**Given instruction**
Reproduce each record below exactly as written.

**Record list**
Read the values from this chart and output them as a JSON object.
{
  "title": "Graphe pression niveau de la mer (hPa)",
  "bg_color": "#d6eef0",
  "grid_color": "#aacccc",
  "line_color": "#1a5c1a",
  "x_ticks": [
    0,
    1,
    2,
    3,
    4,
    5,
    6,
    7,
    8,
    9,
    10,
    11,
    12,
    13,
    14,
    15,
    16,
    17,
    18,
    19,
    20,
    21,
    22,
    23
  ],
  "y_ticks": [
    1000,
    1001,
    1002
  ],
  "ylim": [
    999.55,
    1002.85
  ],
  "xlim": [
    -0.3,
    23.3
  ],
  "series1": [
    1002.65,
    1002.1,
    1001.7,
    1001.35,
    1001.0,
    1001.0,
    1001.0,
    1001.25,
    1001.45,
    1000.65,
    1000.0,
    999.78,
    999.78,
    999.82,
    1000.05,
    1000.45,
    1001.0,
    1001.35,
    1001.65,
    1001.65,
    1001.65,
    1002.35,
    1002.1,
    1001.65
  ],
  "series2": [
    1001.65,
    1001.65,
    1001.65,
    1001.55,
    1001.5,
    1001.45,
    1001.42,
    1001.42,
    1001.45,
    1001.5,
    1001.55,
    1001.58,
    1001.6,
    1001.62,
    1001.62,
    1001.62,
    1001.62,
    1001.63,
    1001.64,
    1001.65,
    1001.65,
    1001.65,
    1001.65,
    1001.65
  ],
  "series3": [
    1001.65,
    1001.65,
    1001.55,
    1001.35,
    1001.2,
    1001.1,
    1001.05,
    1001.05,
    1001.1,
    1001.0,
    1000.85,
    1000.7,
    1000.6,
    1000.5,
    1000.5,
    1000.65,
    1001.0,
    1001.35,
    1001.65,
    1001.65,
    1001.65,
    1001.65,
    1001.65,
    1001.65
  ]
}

**Output below**
Read the values from this chart and output them as a JSON object.
{
  "title": "Graphe pression niveau de la mer (hPa)",
  "bg_color": "#d6eef0",
  "grid_color": "#aacccc",
  "line_color": "#1a5c1a",
  "x_ticks": [
    0,
    1,
    2,
    3,
    4,
    5,
    6,
    7,
    8,
    9,
    10,
    11,
    12,
    13,
    14,
    15,
    16,
    17,
    18,
    19,
    20,
    21,
    22,
    23
  ],
  "y_ticks": [
    1000,
    1001,
    1002
  ],
  "ylim": [
    999.55,
    1002.85
  ],
  "xlim": [
    -0.3,
    23.3
  ],
  "series1": [
    1002.65,
    1002.1,
    1001.7,
    1001.35,
    1001.0,
    1001.0,
    1001.0,
    1001.25,
    1001.45,
    1000.65,
    1000.0,
    999.78,
    999.78,
    999.82,
    1000.05,
    1000.45,
    1001.0,
    1001.35,
    1001.65,
    1001.65,
    1001.65,
    1002.35,
    1002.1,
    1001.65
  ],
  "series2": [
    1001.65,
    1001.65,
    1001.65,
    1001.55,
    1001.5,
    1001.45,
    1001.42,
    1001.42,
    1001.45,
    1001.5,
    1001.55,
    1001.58,
    1001.6,
    1001.62,
    1001.62,
    1001.62,
    1001.62,
    1001.63,
    1001.64,
    1001.65,
    1001.65,
    1001.65,
    1001.65,
    1001.65
  ],
  "series3": [
    1001.65,
    1001.65,
    1001.55,
    1001.35,
    1001.2,
    1001.1,
    1001.05,
    1001.05,
    1001.1,
    1001.0,
    1000.85,
    1000.7,
    1000.6,
    1000.5,
    1000.5,
    1000.65,
    1001.0,
    1001.35,
    1001.65,
    1001.65,
    1001.65,
    1001.65,
    1001.65,
    1001.65
  ]
}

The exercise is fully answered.